--- BEGIN Materials provided ---

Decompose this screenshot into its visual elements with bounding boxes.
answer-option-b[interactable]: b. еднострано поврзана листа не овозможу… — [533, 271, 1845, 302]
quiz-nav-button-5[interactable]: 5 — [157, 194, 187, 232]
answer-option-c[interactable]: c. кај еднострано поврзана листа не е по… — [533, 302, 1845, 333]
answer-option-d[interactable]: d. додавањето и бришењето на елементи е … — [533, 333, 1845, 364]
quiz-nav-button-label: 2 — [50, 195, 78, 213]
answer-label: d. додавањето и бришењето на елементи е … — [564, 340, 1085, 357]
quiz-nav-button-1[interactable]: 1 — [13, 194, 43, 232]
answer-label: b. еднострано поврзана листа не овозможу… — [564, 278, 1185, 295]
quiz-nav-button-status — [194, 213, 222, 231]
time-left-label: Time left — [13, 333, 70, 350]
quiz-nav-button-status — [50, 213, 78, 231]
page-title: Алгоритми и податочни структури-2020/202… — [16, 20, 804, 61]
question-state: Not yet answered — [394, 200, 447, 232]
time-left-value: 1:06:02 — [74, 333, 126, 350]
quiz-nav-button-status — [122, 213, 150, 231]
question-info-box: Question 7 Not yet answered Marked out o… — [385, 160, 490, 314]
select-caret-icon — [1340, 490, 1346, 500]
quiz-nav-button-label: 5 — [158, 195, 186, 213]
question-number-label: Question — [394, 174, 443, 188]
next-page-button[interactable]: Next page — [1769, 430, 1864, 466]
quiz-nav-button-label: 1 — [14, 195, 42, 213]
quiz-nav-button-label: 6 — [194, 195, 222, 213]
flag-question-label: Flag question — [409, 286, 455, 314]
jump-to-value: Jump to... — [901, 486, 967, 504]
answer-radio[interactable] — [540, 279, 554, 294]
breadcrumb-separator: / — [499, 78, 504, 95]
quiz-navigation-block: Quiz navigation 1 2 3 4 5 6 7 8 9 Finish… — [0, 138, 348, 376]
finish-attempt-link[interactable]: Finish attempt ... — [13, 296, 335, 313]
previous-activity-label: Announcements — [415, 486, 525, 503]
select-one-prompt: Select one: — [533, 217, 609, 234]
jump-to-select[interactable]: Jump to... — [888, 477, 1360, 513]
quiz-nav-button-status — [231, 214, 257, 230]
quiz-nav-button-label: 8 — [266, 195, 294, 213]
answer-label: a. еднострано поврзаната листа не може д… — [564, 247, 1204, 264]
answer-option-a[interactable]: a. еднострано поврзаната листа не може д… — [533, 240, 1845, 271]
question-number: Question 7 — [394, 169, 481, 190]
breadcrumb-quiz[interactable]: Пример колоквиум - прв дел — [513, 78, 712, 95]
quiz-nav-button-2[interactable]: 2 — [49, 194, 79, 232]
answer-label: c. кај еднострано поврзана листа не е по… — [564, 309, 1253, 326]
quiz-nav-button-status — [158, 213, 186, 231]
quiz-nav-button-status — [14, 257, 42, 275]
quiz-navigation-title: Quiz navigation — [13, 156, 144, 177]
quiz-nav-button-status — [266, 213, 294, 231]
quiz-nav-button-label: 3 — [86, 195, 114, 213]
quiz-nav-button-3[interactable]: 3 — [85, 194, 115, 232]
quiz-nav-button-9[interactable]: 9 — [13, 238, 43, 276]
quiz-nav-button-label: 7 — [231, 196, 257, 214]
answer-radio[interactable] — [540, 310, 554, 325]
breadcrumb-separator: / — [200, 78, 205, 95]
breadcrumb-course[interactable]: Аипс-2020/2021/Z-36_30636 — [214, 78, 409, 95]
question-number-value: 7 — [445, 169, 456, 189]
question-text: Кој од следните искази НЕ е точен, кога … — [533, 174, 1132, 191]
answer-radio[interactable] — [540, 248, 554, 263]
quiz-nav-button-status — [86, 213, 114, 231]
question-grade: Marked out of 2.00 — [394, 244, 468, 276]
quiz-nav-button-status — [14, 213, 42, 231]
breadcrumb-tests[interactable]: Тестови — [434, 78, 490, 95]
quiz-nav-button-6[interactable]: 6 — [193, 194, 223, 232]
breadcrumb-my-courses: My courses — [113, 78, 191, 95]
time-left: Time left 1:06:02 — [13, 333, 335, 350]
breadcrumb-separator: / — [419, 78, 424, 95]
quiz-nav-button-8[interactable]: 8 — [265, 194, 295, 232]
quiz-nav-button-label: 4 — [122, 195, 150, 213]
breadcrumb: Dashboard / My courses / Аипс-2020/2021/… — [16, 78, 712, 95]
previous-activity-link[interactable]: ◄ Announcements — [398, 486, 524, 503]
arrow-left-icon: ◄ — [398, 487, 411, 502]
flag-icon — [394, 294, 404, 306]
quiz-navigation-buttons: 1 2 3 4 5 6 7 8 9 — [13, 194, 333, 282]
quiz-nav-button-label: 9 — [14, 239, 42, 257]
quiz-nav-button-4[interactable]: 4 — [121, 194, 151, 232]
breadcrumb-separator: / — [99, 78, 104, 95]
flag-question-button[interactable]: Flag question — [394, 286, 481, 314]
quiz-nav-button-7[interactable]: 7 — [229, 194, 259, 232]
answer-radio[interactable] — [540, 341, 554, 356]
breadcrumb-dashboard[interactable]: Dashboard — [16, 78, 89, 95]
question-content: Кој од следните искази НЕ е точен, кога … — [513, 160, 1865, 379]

--- END Materials provided ---

Direction:
Write out every line of the items above as a JSON list of strings, with one string per line and no blank lines.

Task output:
[
  "Decompose this screenshot into its visual elements with bounding boxes.",
  "answer-option-b[interactable]: b. еднострано поврзана листа не овозможу… — [533, 271, 1845, 302]",
  "quiz-nav-button-5[interactable]: 5 — [157, 194, 187, 232]",
  "answer-option-c[interactable]: c. кај еднострано поврзана листа не е по… — [533, 302, 1845, 333]",
  "answer-option-d[interactable]: d. додавањето и бришењето на елементи е … — [533, 333, 1845, 364]",
  "quiz-nav-button-label: 2 — [50, 195, 78, 213]",
  "answer-label: d. додавањето и бришењето на елементи е … — [564, 340, 1085, 357]",
  "quiz-nav-button-1[interactable]: 1 — [13, 194, 43, 232]",
  "answer-label: b. еднострано поврзана листа не овозможу… — [564, 278, 1185, 295]",
  "quiz-nav-button-status — [194, 213, 222, 231]",
  "time-left-label: Time left — [13, 333, 70, 350]",
  "quiz-nav-button-status — [50, 213, 78, 231]",
  "page-title: Алгоритми и податочни структури-2020/202… — [16, 20, 804, 61]",
  "question-state: Not yet answered — [394, 200, 447, 232]",
  "time-left-value: 1:06:02 — [74, 333, 126, 350]",
  "quiz-nav-button-status — [122, 213, 150, 231]",
  "question-info-box: Question 7 Not yet answered Marked out o… — [385, 160, 490, 314]",
  "select-caret-icon — [1340, 490, 1346, 500]",
  "quiz-nav-button-label: 5 — [158, 195, 186, 213]",
  "question-number-label: Question — [394, 174, 443, 188]",
  "next-page-button[interactable]: Next page — [1769, 430, 1864, 466]",
  "quiz-nav-button-label: 1 — [14, 195, 42, 213]",
  "quiz-nav-button-label: 6 — [194, 195, 222, 213]",
  "flag-question-label: Flag question — [409, 286, 455, 314]",
  "jump-to-value: Jump to... — [901, 486, 967, 504]",
  "answer-radio[interactable] — [540, 279, 554, 294]",
  "breadcrumb-separator: / — [499, 78, 504, 95]",
  "quiz-navigation-block: Quiz navigation 1 2 3 4 5 6 7 8 9 Finish… — [0, 138, 348, 376]",
  "finish-attempt-link[interactable]: Finish attempt ... — [13, 296, 335, 313]",
  "previous-activity-label: Announcements — [415, 486, 525, 503]",
  "select-one-prompt: Select one: — [533, 217, 609, 234]",
  "jump-to-select[interactable]: Jump to... — [888, 477, 1360, 513]",
  "quiz-nav-button-status — [231, 214, 257, 230]",
  "quiz-nav-button-label: 8 — [266, 195, 294, 213]",
  "answer-label: a. еднострано поврзаната листа не може д… — [564, 247, 1204, 264]",
  "answer-option-a[interactable]: a. еднострано поврзаната листа не може д… — [533, 240, 1845, 271]",
  "question-number: Question 7 — [394, 169, 481, 190]",
  "breadcrumb-quiz[interactable]: Пример колоквиум - прв дел — [513, 78, 712, 95]",
  "quiz-nav-button-2[interactable]: 2 — [49, 194, 79, 232]",
  "answer-label: c. кај еднострано поврзана листа не е по… — [564, 309, 1253, 326]",
  "quiz-nav-button-status — [158, 213, 186, 231]",
  "quiz-nav-button-status — [14, 257, 42, 275]",
  "quiz-navigation-title: Quiz navigation — [13, 156, 144, 177]",
  "quiz-nav-button-status — [266, 213, 294, 231]",
  "quiz-nav-button-label: 3 — [86, 195, 114, 213]",
  "quiz-nav-button-3[interactable]: 3 — [85, 194, 115, 232]",
  "quiz-nav-button-9[interactable]: 9 — [13, 238, 43, 276]",
  "quiz-nav-button-label: 7 — [231, 196, 257, 214]",
  "answer-radio[interactable] — [540, 310, 554, 325]",
  "breadcrumb-separator: / — [200, 78, 205, 95]",
  "breadcrumb-course[interactable]: Аипс-2020/2021/Z-36_30636 — [214, 78, 409, 95]",
  "question-number-value: 7 — [445, 169, 456, 189]",
  "question-text: Кој од следните искази НЕ е точен, кога … — [533, 174, 1132, 191]",
  "answer-radio[interactable] — [540, 248, 554, 263]",
  "quiz-nav-button-status — [86, 213, 114, 231]",
  "question-grade: Marked out of 2.00 — [394, 244, 468, 276]",
  "quiz-nav-button-status — [14, 213, 42, 231]",
  "breadcrumb-tests[interactable]: Тестови — [434, 78, 490, 95]",
  "quiz-nav-button-6[interactable]: 6 — [193, 194, 223, 232]",
  "breadcrumb-my-courses: My courses — [113, 78, 191, 95]",
  "time-left: Time left 1:06:02 — [13, 333, 335, 350]",
  "breadcrumb-separator: / — [419, 78, 424, 95]",
  "quiz-nav-button-8[interactable]: 8 — [265, 194, 295, 232]",
  "quiz-nav-button-label: 4 — [122, 195, 150, 213]",
  "breadcrumb: Dashboard / My courses / Аипс-2020/2021/… — [16, 78, 712, 95]",
  "previous-activity-link[interactable]: ◄ Announcements — [398, 486, 524, 503]",
  "arrow-left-icon: ◄ — [398, 487, 411, 502]",
  "flag-icon — [394, 294, 404, 306]",
  "quiz-navigation-buttons: 1 2 3 4 5 6 7 8 9 — [13, 194, 333, 282]",
  "quiz-nav-button-label: 9 — [14, 239, 42, 257]",
  "quiz-nav-button-4[interactable]: 4 — [121, 194, 151, 232]",
  "breadcrumb-separator: / — [99, 78, 104, 95]",
  "flag-question-button[interactable]: Flag question — [394, 286, 481, 314]",
  "quiz-nav-button-7[interactable]: 7 — [229, 194, 259, 232]",
  "answer-radio[interactable] — [540, 341, 554, 356]",
  "breadcrumb-dashboard[interactable]: Dashboard — [16, 78, 89, 95]",
  "question-content: Кој од следните искази НЕ е точен, кога … — [513, 160, 1865, 379]"
]